### WHAT IS BEING ASKED
Restate the data below word for word. Skip any images it contains.

### GIVEN DATA

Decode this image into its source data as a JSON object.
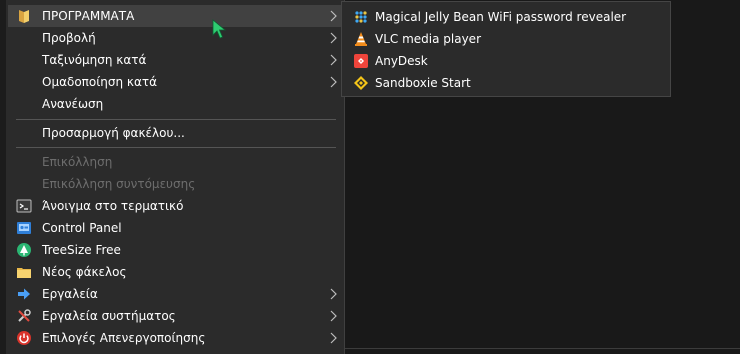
{
  "menu": {
    "items": [
      {
        "label": "ΠΡΟΓΡΑΜΜΑΤΑ",
        "icon": "folder-icon",
        "submenu": true
      },
      {
        "label": "Προβολή",
        "icon": "",
        "submenu": true
      },
      {
        "label": "Ταξινόμηση κατά",
        "icon": "",
        "submenu": true
      },
      {
        "label": "Ομαδοποίηση κατά",
        "icon": "",
        "submenu": true
      },
      {
        "label": "Ανανέωση",
        "icon": "",
        "submenu": false
      },
      {
        "label": "Προσαρμογή φακέλου...",
        "icon": "",
        "submenu": false
      },
      {
        "label": "Επικόλληση",
        "icon": "",
        "submenu": false,
        "disabled": true
      },
      {
        "label": "Επικόλληση συντόμευσης",
        "icon": "",
        "submenu": false,
        "disabled": true
      },
      {
        "label": "Άνοιγμα στο τερματικό",
        "icon": "terminal-icon",
        "submenu": false
      },
      {
        "label": "Control Panel",
        "icon": "control-panel-icon",
        "submenu": false
      },
      {
        "label": "TreeSize Free",
        "icon": "treesize-icon",
        "submenu": false
      },
      {
        "label": "Νέος φάκελος",
        "icon": "folder-icon",
        "submenu": false
      },
      {
        "label": "Εργαλεία",
        "icon": "arrow-right-icon",
        "submenu": true
      },
      {
        "label": "Εργαλεία συστήματος",
        "icon": "tools-icon",
        "submenu": true
      },
      {
        "label": "Επιλογές Απενεργοποίησης",
        "icon": "power-icon",
        "submenu": true
      }
    ]
  },
  "submenu": {
    "items": [
      {
        "label": "Magical Jelly Bean WiFi password revealer",
        "icon": "magical-jelly-bean-icon"
      },
      {
        "label": "VLC media player",
        "icon": "vlc-cone-icon"
      },
      {
        "label": "AnyDesk",
        "icon": "anydesk-icon"
      },
      {
        "label": "Sandboxie Start",
        "icon": "sandboxie-icon"
      }
    ]
  },
  "colors": {
    "menu_bg": "#2b2b2b",
    "hover_bg": "#414141",
    "text": "#ffffff",
    "disabled_text": "#6d6d6d",
    "cursor": "#2ecc71"
  }
}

### COMPLETE RESPONSE
Decode this image into its source data as a JSON object.
{
  "menu": {
    "items": [
      {
        "label": "ΠΡΟΓΡΑΜΜΑΤΑ",
        "icon": "folder-icon",
        "submenu": true
      },
      {
        "label": "Προβολή",
        "icon": "",
        "submenu": true
      },
      {
        "label": "Ταξινόμηση κατά",
        "icon": "",
        "submenu": true
      },
      {
        "label": "Ομαδοποίηση κατά",
        "icon": "",
        "submenu": true
      },
      {
        "label": "Ανανέωση",
        "icon": "",
        "submenu": false
      },
      {
        "label": "Προσαρμογή φακέλου...",
        "icon": "",
        "submenu": false
      },
      {
        "label": "Επικόλληση",
        "icon": "",
        "submenu": false,
        "disabled": true
      },
      {
        "label": "Επικόλληση συντόμευσης",
        "icon": "",
        "submenu": false,
        "disabled": true
      },
      {
        "label": "Άνοιγμα στο τερματικό",
        "icon": "terminal-icon",
        "submenu": false
      },
      {
        "label": "Control Panel",
        "icon": "control-panel-icon",
        "submenu": false
      },
      {
        "label": "TreeSize Free",
        "icon": "treesize-icon",
        "submenu": false
      },
      {
        "label": "Νέος φάκελος",
        "icon": "folder-icon",
        "submenu": false
      },
      {
        "label": "Εργαλεία",
        "icon": "arrow-right-icon",
        "submenu": true
      },
      {
        "label": "Εργαλεία συστήματος",
        "icon": "tools-icon",
        "submenu": true
      },
      {
        "label": "Επιλογές Απενεργοποίησης",
        "icon": "power-icon",
        "submenu": true
      }
    ]
  },
  "submenu": {
    "items": [
      {
        "label": "Magical Jelly Bean WiFi password revealer",
        "icon": "magical-jelly-bean-icon"
      },
      {
        "label": "VLC media player",
        "icon": "vlc-cone-icon"
      },
      {
        "label": "AnyDesk",
        "icon": "anydesk-icon"
      },
      {
        "label": "Sandboxie Start",
        "icon": "sandboxie-icon"
      }
    ]
  },
  "colors": {
    "menu_bg": "#2b2b2b",
    "hover_bg": "#414141",
    "text": "#ffffff",
    "disabled_text": "#6d6d6d",
    "cursor": "#2ecc71"
  }
}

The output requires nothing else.